Material for this task.
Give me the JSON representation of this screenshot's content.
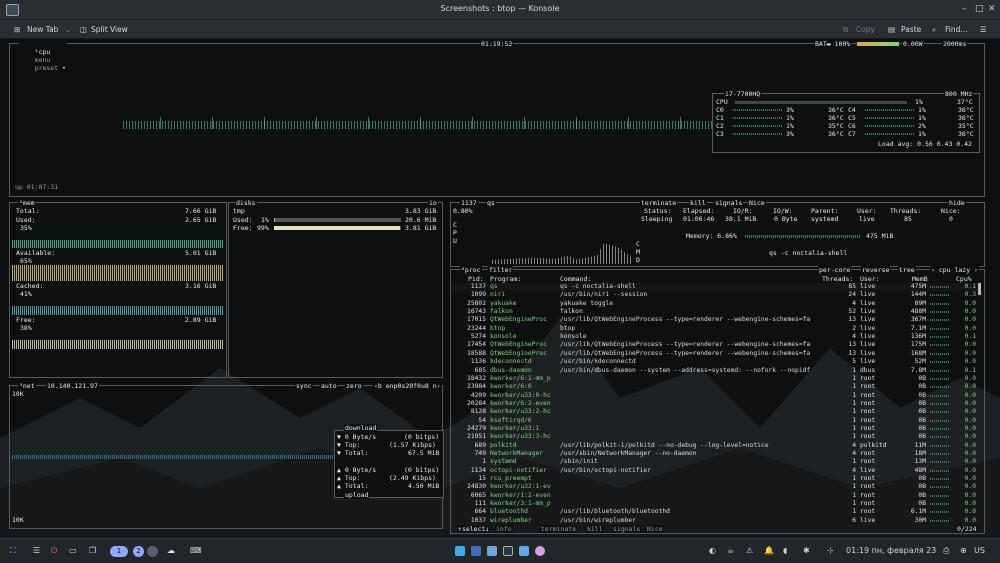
{
  "window": {
    "title": "Screenshots : btop — Konsole",
    "btn_min": "–",
    "btn_max": "□",
    "btn_close": "✕"
  },
  "toolbar": {
    "new_tab": "New Tab",
    "split_view": "Split View",
    "copy": "Copy",
    "paste": "Paste",
    "find": "Find..."
  },
  "cpu_box": {
    "tab_cpu": "cpu",
    "tab_menu": "menu",
    "tab_preset": "preset",
    "clock": "01:19:52",
    "battery": "BAT▬ 100%",
    "battery_power": "0.00W",
    "interval": "2000ms",
    "uptime": "up 01:07:31",
    "model": "i7-7700HQ",
    "freq": "800 MHz",
    "total_label": "CPU",
    "total_pct": "1%",
    "total_temp": "37°C",
    "cores": [
      {
        "name": "C0",
        "pct": "3%",
        "temp": "36°C"
      },
      {
        "name": "C1",
        "pct": "1%",
        "temp": "36°C"
      },
      {
        "name": "C2",
        "pct": "1%",
        "temp": "35°C"
      },
      {
        "name": "C3",
        "pct": "3%",
        "temp": "36°C"
      },
      {
        "name": "C4",
        "pct": "1%",
        "temp": "36°C"
      },
      {
        "name": "C5",
        "pct": "1%",
        "temp": "36°C"
      },
      {
        "name": "C6",
        "pct": "2%",
        "temp": "35°C"
      },
      {
        "name": "C7",
        "pct": "1%",
        "temp": "36°C"
      }
    ],
    "load_avg": "Load avg: 0.56 0.43 0.42"
  },
  "mem_box": {
    "title": "mem",
    "total_label": "Total:",
    "total": "7.66 GiB",
    "used_label": "Used:",
    "used": "2.65 GiB",
    "used_pct": "35%",
    "avail_label": "Available:",
    "avail": "5.01 GiB",
    "avail_pct": "65%",
    "cached_label": "Cached:",
    "cached": "3.16 GiB",
    "cached_pct": "41%",
    "free_label": "Free:",
    "free": "2.89 GiB",
    "free_pct": "38%"
  },
  "disks_box": {
    "title": "disks",
    "io": "io",
    "name": "tmp",
    "size": "3.83 GiB",
    "used_label": "Used:",
    "used_pct": "1%",
    "used": "20.6 MiB",
    "used_level": 0.01,
    "free_label": "Free:",
    "free_pct": "99%",
    "free": "3.81 GiB",
    "free_level": 0.99
  },
  "net_box": {
    "title": "net",
    "ip": "10.140.121.97",
    "sync": "sync",
    "auto": "auto",
    "zero": "zero",
    "iface": "enp0s20f0u8",
    "scale_top": "10K",
    "scale_bottom": "10K",
    "download": "download",
    "dl_rate": "▼ 0 Byte/s",
    "dl_bits": "(0 bitps)",
    "dl_top_label": "▼ Top:",
    "dl_top": "(1.57 Kibps)",
    "dl_total_label": "▼ Total:",
    "dl_total": "67.5 MiB",
    "ul_rate": "▲ 0 Byte/s",
    "ul_bits": "(0 bitps)",
    "ul_top_label": "▲ Top:",
    "ul_top": "(2.49 Kibps)",
    "ul_total_label": "▲ Total:",
    "ul_total": "4.50 MiB",
    "upload": "upload"
  },
  "detail_box": {
    "pid": "1137",
    "name": "qs",
    "cpu_pct": "0.80%",
    "terminate": "terminate",
    "kill": "kill",
    "signals": "signals",
    "nice": "Nice",
    "hide": "hide",
    "h_status": "Status:",
    "h_elapsed": "Elapsed:",
    "h_ior": "IO/R:",
    "h_iow": "IO/W:",
    "h_parent": "Parent:",
    "h_user": "User:",
    "h_threads": "Threads:",
    "h_nice": "Nice:",
    "status": "Sleeping",
    "elapsed": "01:06:46",
    "ior": "38.1 MiB",
    "iow": "0 Byte",
    "parent": "systemd",
    "user": "live",
    "threads": "85",
    "nice_v": "0",
    "memory": "Memory: 6.86%",
    "memory_val": "475 MiB",
    "cmd": "qs -c noctalia-shell",
    "cpu_letters": "C\nP\nU",
    "cmd_letters": "C\nM\nD"
  },
  "proc_box": {
    "title": "proc",
    "filter": "filter",
    "per_core": "per-core",
    "reverse": "reverse",
    "tree": "tree",
    "sort": "cpu lazy",
    "col_pid": "Pid:",
    "col_prog": "Program:",
    "col_cmd": "Command:",
    "col_thr": "Threads:",
    "col_user": "User:",
    "col_mem": "MemB",
    "col_cpu": "Cpu%",
    "footer_select": "select",
    "footer_info": "info",
    "footer_terminate": "terminate",
    "footer_kill": "kill",
    "footer_signals": "signals",
    "footer_nice": "Nice",
    "count": "0/224",
    "rows": [
      {
        "pid": "1137",
        "prog": "qs",
        "cmd": "qs -c noctalia-shell",
        "thr": "85",
        "user": "live",
        "mem": "475M",
        "cpu": "0.1"
      },
      {
        "pid": "1099",
        "prog": "niri",
        "cmd": "/usr/bin/niri --session",
        "thr": "24",
        "user": "live",
        "mem": "144M",
        "cpu": "0.3"
      },
      {
        "pid": "25802",
        "prog": "yakuake",
        "cmd": "yakuake toggle",
        "thr": "4",
        "user": "live",
        "mem": "89M",
        "cpu": "0.0"
      },
      {
        "pid": "16743",
        "prog": "falkon",
        "cmd": "falkon",
        "thr": "52",
        "user": "live",
        "mem": "488M",
        "cpu": "0.0"
      },
      {
        "pid": "17015",
        "prog": "QtWebEngineProc",
        "cmd": "/usr/lib/QtWebEngineProcess --type=renderer --webengine-schemes=fa",
        "thr": "13",
        "user": "live",
        "mem": "367M",
        "cpu": "0.0"
      },
      {
        "pid": "23244",
        "prog": "btop",
        "cmd": "btop",
        "thr": "2",
        "user": "live",
        "mem": "7.1M",
        "cpu": "0.0"
      },
      {
        "pid": "5274",
        "prog": "konsole",
        "cmd": "konsole",
        "thr": "4",
        "user": "live",
        "mem": "136M",
        "cpu": "0.1"
      },
      {
        "pid": "17454",
        "prog": "QtWebEngineProc",
        "cmd": "/usr/lib/QtWebEngineProcess --type=renderer --webengine-schemes=fa",
        "thr": "13",
        "user": "live",
        "mem": "175M",
        "cpu": "0.0"
      },
      {
        "pid": "18588",
        "prog": "QtWebEngineProc",
        "cmd": "/usr/lib/QtWebEngineProcess --type=renderer --webengine-schemes=fa",
        "thr": "13",
        "user": "live",
        "mem": "168M",
        "cpu": "0.0"
      },
      {
        "pid": "1136",
        "prog": "kdeconnectd",
        "cmd": "/usr/bin/kdeconnectd",
        "thr": "5",
        "user": "live",
        "mem": "52M",
        "cpu": "0.0"
      },
      {
        "pid": "685",
        "prog": "dbus-daemon",
        "cmd": "/usr/bin/dbus-daemon --system --address=systemd: --nofork --nopidf",
        "thr": "1",
        "user": "dbus",
        "mem": "7.8M",
        "cpu": "0.1"
      },
      {
        "pid": "18432",
        "prog": "kworker/6:1-mm_p",
        "cmd": "",
        "thr": "1",
        "user": "root",
        "mem": "0B",
        "cpu": "0.0"
      },
      {
        "pid": "23984",
        "prog": "kworker/6:0",
        "cmd": "",
        "thr": "1",
        "user": "root",
        "mem": "0B",
        "cpu": "0.0"
      },
      {
        "pid": "4209",
        "prog": "kworker/u33:0-hc",
        "cmd": "",
        "thr": "1",
        "user": "root",
        "mem": "0B",
        "cpu": "0.0"
      },
      {
        "pid": "20284",
        "prog": "kworker/6:2-even",
        "cmd": "",
        "thr": "1",
        "user": "root",
        "mem": "0B",
        "cpu": "0.0"
      },
      {
        "pid": "8128",
        "prog": "kworker/u33:2-hc",
        "cmd": "",
        "thr": "1",
        "user": "root",
        "mem": "0B",
        "cpu": "0.0"
      },
      {
        "pid": "54",
        "prog": "ksoftirqd/6",
        "cmd": "",
        "thr": "1",
        "user": "root",
        "mem": "0B",
        "cpu": "0.0"
      },
      {
        "pid": "24279",
        "prog": "kworker/u33:1",
        "cmd": "",
        "thr": "1",
        "user": "root",
        "mem": "0B",
        "cpu": "0.0"
      },
      {
        "pid": "21951",
        "prog": "kworker/u33:3-hc",
        "cmd": "",
        "thr": "1",
        "user": "root",
        "mem": "0B",
        "cpu": "0.0"
      },
      {
        "pid": "689",
        "prog": "polkitd",
        "cmd": "/usr/lib/polkit-1/polkitd --no-debug --log-level=notice",
        "thr": "4",
        "user": "polkitd",
        "mem": "11M",
        "cpu": "0.0"
      },
      {
        "pid": "749",
        "prog": "NetworkManager",
        "cmd": "/usr/sbin/NetworkManager --no-daemon",
        "thr": "4",
        "user": "root",
        "mem": "18M",
        "cpu": "0.0"
      },
      {
        "pid": "1",
        "prog": "systemd",
        "cmd": "/sbin/init",
        "thr": "1",
        "user": "root",
        "mem": "13M",
        "cpu": "0.0"
      },
      {
        "pid": "1134",
        "prog": "octopi-notifier",
        "cmd": "/usr/bin/octopi-notifier",
        "thr": "4",
        "user": "live",
        "mem": "48M",
        "cpu": "0.0"
      },
      {
        "pid": "15",
        "prog": "rcu_preempt",
        "cmd": "",
        "thr": "1",
        "user": "root",
        "mem": "0B",
        "cpu": "0.0"
      },
      {
        "pid": "24830",
        "prog": "kworker/u32:1-ev",
        "cmd": "",
        "thr": "1",
        "user": "root",
        "mem": "0B",
        "cpu": "0.0"
      },
      {
        "pid": "6065",
        "prog": "kworker/1:2-even",
        "cmd": "",
        "thr": "1",
        "user": "root",
        "mem": "0B",
        "cpu": "0.0"
      },
      {
        "pid": "111",
        "prog": "kworker/3:1-mm_p",
        "cmd": "",
        "thr": "1",
        "user": "root",
        "mem": "0B",
        "cpu": "0.0"
      },
      {
        "pid": "664",
        "prog": "bluetoothd",
        "cmd": "/usr/lib/bluetooth/bluetoothd",
        "thr": "1",
        "user": "root",
        "mem": "6.1M",
        "cpu": "0.0"
      },
      {
        "pid": "1037",
        "prog": "wireplumber",
        "cmd": "/usr/bin/wireplumber",
        "thr": "6",
        "user": "live",
        "mem": "30M",
        "cpu": "0.0"
      }
    ]
  },
  "taskbar": {
    "ws1": "1",
    "ws2": "2",
    "clock": "01:19 пн, февраля 23",
    "layout": "US"
  },
  "colors": {
    "accent_green": "#7fd37f",
    "accent_cyan": "#5ccfcf",
    "border": "#5a5a5a"
  }
}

Exercise.
Only lines with the word "notifier" are wanted, so copy each one from the records.

Correct output.
        "prog": "octopi-notifier",
        "cmd": "/usr/bin/octopi-notifier",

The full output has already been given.